__Your objective__. Report how many lines of the following entries include the string "Enter"; respond with the number alone.

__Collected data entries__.
══════════════════════════════
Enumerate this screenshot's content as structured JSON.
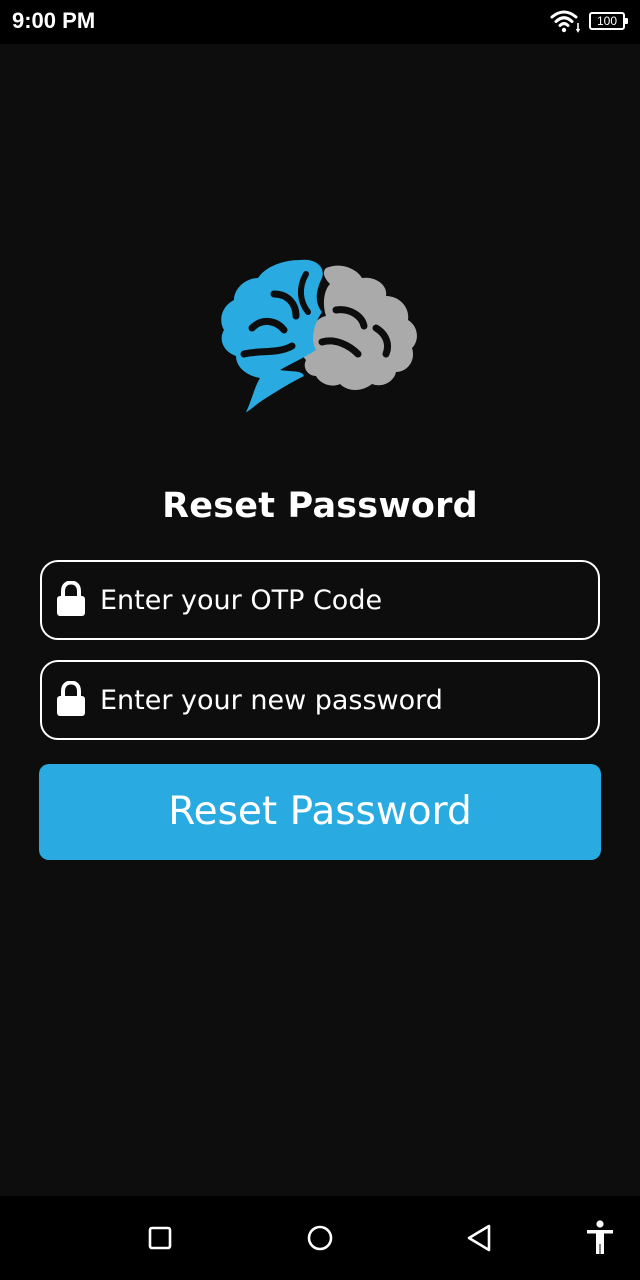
{
  "status_bar": {
    "time": "9:00 PM",
    "wifi_icon": "wifi-icon",
    "battery_level": "100"
  },
  "logo": {
    "icon": "brain-logo-icon",
    "colors": {
      "left_hemisphere": "#29abe2",
      "right_hemisphere": "#aaaaaa"
    }
  },
  "page": {
    "title": "Reset Password"
  },
  "form": {
    "otp_field": {
      "icon": "lock-icon",
      "placeholder": "Enter your OTP Code",
      "value": ""
    },
    "new_password_field": {
      "icon": "lock-icon",
      "placeholder": "Enter your new password",
      "value": ""
    },
    "submit_label": "Reset Password"
  },
  "nav_bar": {
    "items": [
      "recents-icon",
      "home-icon",
      "back-icon",
      "accessibility-icon"
    ]
  },
  "colors": {
    "background": "#0d0d0d",
    "accent": "#29abe2",
    "text": "#ffffff"
  }
}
══════════════════════════════
__Output for this task__. 2